→ Exercise
Here are some records. Copy each one exactly.

→ Extracted records
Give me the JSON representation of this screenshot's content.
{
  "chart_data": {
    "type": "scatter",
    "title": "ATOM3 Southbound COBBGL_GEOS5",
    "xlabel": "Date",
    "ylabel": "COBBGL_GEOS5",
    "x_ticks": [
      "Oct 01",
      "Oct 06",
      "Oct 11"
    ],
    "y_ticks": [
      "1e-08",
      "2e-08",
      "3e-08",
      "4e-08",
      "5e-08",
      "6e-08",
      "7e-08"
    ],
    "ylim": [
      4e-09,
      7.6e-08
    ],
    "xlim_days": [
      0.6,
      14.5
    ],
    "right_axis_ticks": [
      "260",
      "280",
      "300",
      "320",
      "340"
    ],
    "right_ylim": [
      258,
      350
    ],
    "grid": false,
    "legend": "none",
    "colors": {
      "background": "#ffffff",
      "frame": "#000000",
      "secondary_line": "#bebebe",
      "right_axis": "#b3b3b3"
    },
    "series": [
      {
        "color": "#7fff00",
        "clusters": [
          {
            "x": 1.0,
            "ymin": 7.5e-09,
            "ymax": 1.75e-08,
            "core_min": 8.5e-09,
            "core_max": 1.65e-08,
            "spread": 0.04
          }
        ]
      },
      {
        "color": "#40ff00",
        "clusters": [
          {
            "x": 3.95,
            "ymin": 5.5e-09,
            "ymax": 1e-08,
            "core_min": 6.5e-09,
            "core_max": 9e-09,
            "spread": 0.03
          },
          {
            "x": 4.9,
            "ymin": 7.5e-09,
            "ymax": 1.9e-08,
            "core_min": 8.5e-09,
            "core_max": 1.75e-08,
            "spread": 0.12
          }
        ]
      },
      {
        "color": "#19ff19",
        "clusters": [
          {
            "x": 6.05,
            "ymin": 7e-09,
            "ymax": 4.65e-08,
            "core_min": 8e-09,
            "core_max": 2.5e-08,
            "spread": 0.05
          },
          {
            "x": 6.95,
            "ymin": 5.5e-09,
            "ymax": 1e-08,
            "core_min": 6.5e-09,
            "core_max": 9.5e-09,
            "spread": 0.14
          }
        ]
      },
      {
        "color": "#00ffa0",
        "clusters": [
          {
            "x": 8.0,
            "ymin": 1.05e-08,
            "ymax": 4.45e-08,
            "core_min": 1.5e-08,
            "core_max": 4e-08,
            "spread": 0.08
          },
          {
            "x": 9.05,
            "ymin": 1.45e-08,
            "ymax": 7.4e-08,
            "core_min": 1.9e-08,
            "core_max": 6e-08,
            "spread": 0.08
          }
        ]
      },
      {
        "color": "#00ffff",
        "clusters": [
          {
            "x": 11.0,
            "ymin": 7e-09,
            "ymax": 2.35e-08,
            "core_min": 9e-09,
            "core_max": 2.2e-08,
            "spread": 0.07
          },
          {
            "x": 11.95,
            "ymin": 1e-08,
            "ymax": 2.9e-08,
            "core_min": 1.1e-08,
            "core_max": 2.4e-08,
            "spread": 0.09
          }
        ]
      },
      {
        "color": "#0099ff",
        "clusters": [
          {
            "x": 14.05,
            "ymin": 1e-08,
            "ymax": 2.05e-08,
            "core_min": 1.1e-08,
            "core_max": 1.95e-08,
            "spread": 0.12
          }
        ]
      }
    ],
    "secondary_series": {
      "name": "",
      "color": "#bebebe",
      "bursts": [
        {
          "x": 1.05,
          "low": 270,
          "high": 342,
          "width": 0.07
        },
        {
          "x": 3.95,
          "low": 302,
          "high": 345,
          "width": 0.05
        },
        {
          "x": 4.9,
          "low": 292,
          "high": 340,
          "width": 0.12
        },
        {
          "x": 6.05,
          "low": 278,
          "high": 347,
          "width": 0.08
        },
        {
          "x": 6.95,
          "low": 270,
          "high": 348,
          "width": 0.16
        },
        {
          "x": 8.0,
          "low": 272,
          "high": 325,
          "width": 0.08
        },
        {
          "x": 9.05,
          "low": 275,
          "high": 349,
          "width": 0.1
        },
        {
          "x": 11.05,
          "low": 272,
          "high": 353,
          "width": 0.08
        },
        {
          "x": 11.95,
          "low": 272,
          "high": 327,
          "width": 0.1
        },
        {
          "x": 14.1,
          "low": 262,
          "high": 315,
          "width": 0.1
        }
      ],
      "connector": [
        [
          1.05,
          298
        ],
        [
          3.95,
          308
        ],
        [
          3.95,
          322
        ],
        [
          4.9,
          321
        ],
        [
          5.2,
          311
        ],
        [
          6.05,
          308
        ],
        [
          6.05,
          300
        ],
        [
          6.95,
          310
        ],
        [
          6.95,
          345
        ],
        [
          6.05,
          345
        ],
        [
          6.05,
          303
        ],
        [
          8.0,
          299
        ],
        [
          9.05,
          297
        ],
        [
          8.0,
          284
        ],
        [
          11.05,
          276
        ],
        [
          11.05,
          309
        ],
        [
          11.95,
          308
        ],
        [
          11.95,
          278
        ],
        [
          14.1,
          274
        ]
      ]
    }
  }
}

→ Response to the task
Give me the JSON representation of this screenshot's content.
{
  "chart_data": {
    "type": "scatter",
    "title": "ATOM3 Southbound COBBGL_GEOS5",
    "xlabel": "Date",
    "ylabel": "COBBGL_GEOS5",
    "x_ticks": [
      "Oct 01",
      "Oct 06",
      "Oct 11"
    ],
    "y_ticks": [
      "1e-08",
      "2e-08",
      "3e-08",
      "4e-08",
      "5e-08",
      "6e-08",
      "7e-08"
    ],
    "ylim": [
      4e-09,
      7.6e-08
    ],
    "xlim_days": [
      0.6,
      14.5
    ],
    "right_axis_ticks": [
      "260",
      "280",
      "300",
      "320",
      "340"
    ],
    "right_ylim": [
      258,
      350
    ],
    "grid": false,
    "legend": "none",
    "colors": {
      "background": "#ffffff",
      "frame": "#000000",
      "secondary_line": "#bebebe",
      "right_axis": "#b3b3b3"
    },
    "series": [
      {
        "color": "#7fff00",
        "clusters": [
          {
            "x": 1.0,
            "ymin": 7.5e-09,
            "ymax": 1.75e-08,
            "core_min": 8.5e-09,
            "core_max": 1.65e-08,
            "spread": 0.04
          }
        ]
      },
      {
        "color": "#40ff00",
        "clusters": [
          {
            "x": 3.95,
            "ymin": 5.5e-09,
            "ymax": 1e-08,
            "core_min": 6.5e-09,
            "core_max": 9e-09,
            "spread": 0.03
          },
          {
            "x": 4.9,
            "ymin": 7.5e-09,
            "ymax": 1.9e-08,
            "core_min": 8.5e-09,
            "core_max": 1.75e-08,
            "spread": 0.12
          }
        ]
      },
      {
        "color": "#19ff19",
        "clusters": [
          {
            "x": 6.05,
            "ymin": 7e-09,
            "ymax": 4.65e-08,
            "core_min": 8e-09,
            "core_max": 2.5e-08,
            "spread": 0.05
          },
          {
            "x": 6.95,
            "ymin": 5.5e-09,
            "ymax": 1e-08,
            "core_min": 6.5e-09,
            "core_max": 9.5e-09,
            "spread": 0.14
          }
        ]
      },
      {
        "color": "#00ffa0",
        "clusters": [
          {
            "x": 8.0,
            "ymin": 1.05e-08,
            "ymax": 4.45e-08,
            "core_min": 1.5e-08,
            "core_max": 4e-08,
            "spread": 0.08
          },
          {
            "x": 9.05,
            "ymin": 1.45e-08,
            "ymax": 7.4e-08,
            "core_min": 1.9e-08,
            "core_max": 6e-08,
            "spread": 0.08
          }
        ]
      },
      {
        "color": "#00ffff",
        "clusters": [
          {
            "x": 11.0,
            "ymin": 7e-09,
            "ymax": 2.35e-08,
            "core_min": 9e-09,
            "core_max": 2.2e-08,
            "spread": 0.07
          },
          {
            "x": 11.95,
            "ymin": 1e-08,
            "ymax": 2.9e-08,
            "core_min": 1.1e-08,
            "core_max": 2.4e-08,
            "spread": 0.09
          }
        ]
      },
      {
        "color": "#0099ff",
        "clusters": [
          {
            "x": 14.05,
            "ymin": 1e-08,
            "ymax": 2.05e-08,
            "core_min": 1.1e-08,
            "core_max": 1.95e-08,
            "spread": 0.12
          }
        ]
      }
    ],
    "secondary_series": {
      "name": "",
      "color": "#bebebe",
      "bursts": [
        {
          "x": 1.05,
          "low": 270,
          "high": 342,
          "width": 0.07
        },
        {
          "x": 3.95,
          "low": 302,
          "high": 345,
          "width": 0.05
        },
        {
          "x": 4.9,
          "low": 292,
          "high": 340,
          "width": 0.12
        },
        {
          "x": 6.05,
          "low": 278,
          "high": 347,
          "width": 0.08
        },
        {
          "x": 6.95,
          "low": 270,
          "high": 348,
          "width": 0.16
        },
        {
          "x": 8.0,
          "low": 272,
          "high": 325,
          "width": 0.08
        },
        {
          "x": 9.05,
          "low": 275,
          "high": 349,
          "width": 0.1
        },
        {
          "x": 11.05,
          "low": 272,
          "high": 353,
          "width": 0.08
        },
        {
          "x": 11.95,
          "low": 272,
          "high": 327,
          "width": 0.1
        },
        {
          "x": 14.1,
          "low": 262,
          "high": 315,
          "width": 0.1
        }
      ],
      "connector": [
        [
          1.05,
          298
        ],
        [
          3.95,
          308
        ],
        [
          3.95,
          322
        ],
        [
          4.9,
          321
        ],
        [
          5.2,
          311
        ],
        [
          6.05,
          308
        ],
        [
          6.05,
          300
        ],
        [
          6.95,
          310
        ],
        [
          6.95,
          345
        ],
        [
          6.05,
          345
        ],
        [
          6.05,
          303
        ],
        [
          8.0,
          299
        ],
        [
          9.05,
          297
        ],
        [
          8.0,
          284
        ],
        [
          11.05,
          276
        ],
        [
          11.05,
          309
        ],
        [
          11.95,
          308
        ],
        [
          11.95,
          278
        ],
        [
          14.1,
          274
        ]
      ]
    }
  }
}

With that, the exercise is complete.